--- DOCUMENT EXTRACT ---
Monday, April 14, 2014

Designing for failure in the AWS cloud

Everything fails all the time: Hard disks break, computers overheat, wires get broken, the power goes out, earthquakes damage buildings, and because of all this, no single device should be considered fault-tolerant.

It is a guarantee that something in your setup will eventually fail. At large enough scale, something is always failing. 

The reasoning is simple: hardware is physical—subject to the laws of physics—and thus, it breaks all the time. This is a mantra that anyone designing software systems in the AWS cloud must always keep in mind. It is also one of the design principles on which the Amazon AWS cloud solutions are built, and it is a principle that AWS does not eliminate for its customers. 

Something or someone has to deal with all these uncertainties. Ideally, cloud solutions providers such as Amazon AWS would solve problems transparently for their customers and would take care of providing a failure-proof environment, but that’s just not how it works.

As Reed Hastings said during the AWS Re:Invent 2012 Keynote in Las Vegas, “We are still in the assembly language phase of cloud computing.” Coping with failure is for the most part left in the hands of cloud computing users, and software architects must take these inevitable failures very seriously. Design for failure must be deliberate, where there is an assumption that the components in a system will in fact fail, and the best plans design backwards to address them. 

When this backwards planning is done, an important advantage is discovered: Designing a solution for reliability leads to a path that, with little additional cost and effort, solves scalability issues as well.

For example, let’s say that you have a simple web application where customers can log in from the Internet. The application collects data from those individuals, stores it, and provides reports based on that data. 

Initially, you could design it to run very simply across one server and one instance of MySql. It would look something like this:


fig1
This solution might work for a while, and could even run on the computer under your desk with minimal initial cost. Unfortunately though, this scenario includes several concerns: 

  1. It doesn’t scale. As traffic increases you’ll quickly reach a breaking point. Either the database (DB) machine or the product server is bound to get saturated and stop working properly.
  2. There are only two physical components and they depend on each other. If either of them fails, the system is going to be down.

So let’s start by focusing on the component that is further away from the customer, and move backwards from there. What happens if the MySql DB starts failing? I’ll indicate with a red color a component that represents a single point of failure, with green a component that has been determined fault-tolerant, and with white a component that I haven’t yet examined. Our goal is to make all the boxes green. With that in mind:


fig2
In this design if the database fails:

  1. Customers can no longer log in because their credentials are stored in the DB.

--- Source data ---
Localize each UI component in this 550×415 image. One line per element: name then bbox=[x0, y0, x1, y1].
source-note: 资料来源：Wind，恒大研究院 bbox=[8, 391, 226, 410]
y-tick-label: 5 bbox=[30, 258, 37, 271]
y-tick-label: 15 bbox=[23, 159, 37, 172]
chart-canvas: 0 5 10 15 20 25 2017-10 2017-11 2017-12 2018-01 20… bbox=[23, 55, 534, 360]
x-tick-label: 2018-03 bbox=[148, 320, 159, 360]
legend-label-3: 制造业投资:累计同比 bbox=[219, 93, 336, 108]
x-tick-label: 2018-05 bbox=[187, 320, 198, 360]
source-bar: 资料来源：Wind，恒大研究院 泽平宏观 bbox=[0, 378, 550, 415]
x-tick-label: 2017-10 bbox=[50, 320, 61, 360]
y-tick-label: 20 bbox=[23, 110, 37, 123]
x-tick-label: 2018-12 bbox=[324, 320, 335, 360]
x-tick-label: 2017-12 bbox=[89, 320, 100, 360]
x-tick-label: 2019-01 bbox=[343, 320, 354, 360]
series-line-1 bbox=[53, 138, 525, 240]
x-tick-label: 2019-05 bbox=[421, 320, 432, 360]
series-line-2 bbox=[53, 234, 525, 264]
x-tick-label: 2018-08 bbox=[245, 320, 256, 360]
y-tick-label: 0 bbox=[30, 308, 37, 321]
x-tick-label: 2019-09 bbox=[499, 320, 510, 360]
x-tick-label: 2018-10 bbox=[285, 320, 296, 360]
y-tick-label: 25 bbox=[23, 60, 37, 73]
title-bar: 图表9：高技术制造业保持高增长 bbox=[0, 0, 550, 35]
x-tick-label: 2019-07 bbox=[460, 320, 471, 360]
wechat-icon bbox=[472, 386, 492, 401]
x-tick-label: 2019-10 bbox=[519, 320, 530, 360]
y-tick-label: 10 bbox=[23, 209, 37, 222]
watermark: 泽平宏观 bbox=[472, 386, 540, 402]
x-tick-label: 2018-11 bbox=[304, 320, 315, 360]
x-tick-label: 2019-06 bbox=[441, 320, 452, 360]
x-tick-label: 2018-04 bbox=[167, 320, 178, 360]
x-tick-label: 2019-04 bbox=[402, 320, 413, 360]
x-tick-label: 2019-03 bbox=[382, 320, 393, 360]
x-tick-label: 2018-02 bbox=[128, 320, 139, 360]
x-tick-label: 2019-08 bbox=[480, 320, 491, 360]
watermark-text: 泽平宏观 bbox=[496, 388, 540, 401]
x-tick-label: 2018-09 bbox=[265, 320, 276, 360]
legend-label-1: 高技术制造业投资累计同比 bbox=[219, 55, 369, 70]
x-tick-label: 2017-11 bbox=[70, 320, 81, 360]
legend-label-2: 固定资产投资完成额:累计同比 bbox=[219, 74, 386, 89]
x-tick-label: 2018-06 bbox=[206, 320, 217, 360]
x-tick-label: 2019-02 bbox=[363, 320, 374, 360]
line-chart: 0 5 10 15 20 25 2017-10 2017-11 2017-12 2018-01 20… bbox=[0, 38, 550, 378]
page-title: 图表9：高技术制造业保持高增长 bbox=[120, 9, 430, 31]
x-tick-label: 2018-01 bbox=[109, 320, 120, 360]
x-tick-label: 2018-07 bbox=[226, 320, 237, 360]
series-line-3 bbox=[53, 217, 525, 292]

--- REQUIRED ACTION 1 ---
Reproduce a passage from the article on designing for failure in the AWS cloud: begin at the words "When this backwards" and stop after "on that data.".
--- REQUIRED ACTION 2 ---
In the article on designing for failure in the AWS cloud, what happens to customers if the database fails in the described design?

--- SOLUTION 1 ---
When this backwards planning is done, an important advantage is discovered: Designing a solution for reliability leads to a path that, with little additional cost and effort, solves scalability issues as well.

For example, let’s say that you have a simple web application where customers can log in from the Internet. The application collects data from those individuals, stores it, and provides reports based on that data.

--- SOLUTION 2 ---
Customers can no longer log in, because their credentials are stored in the database.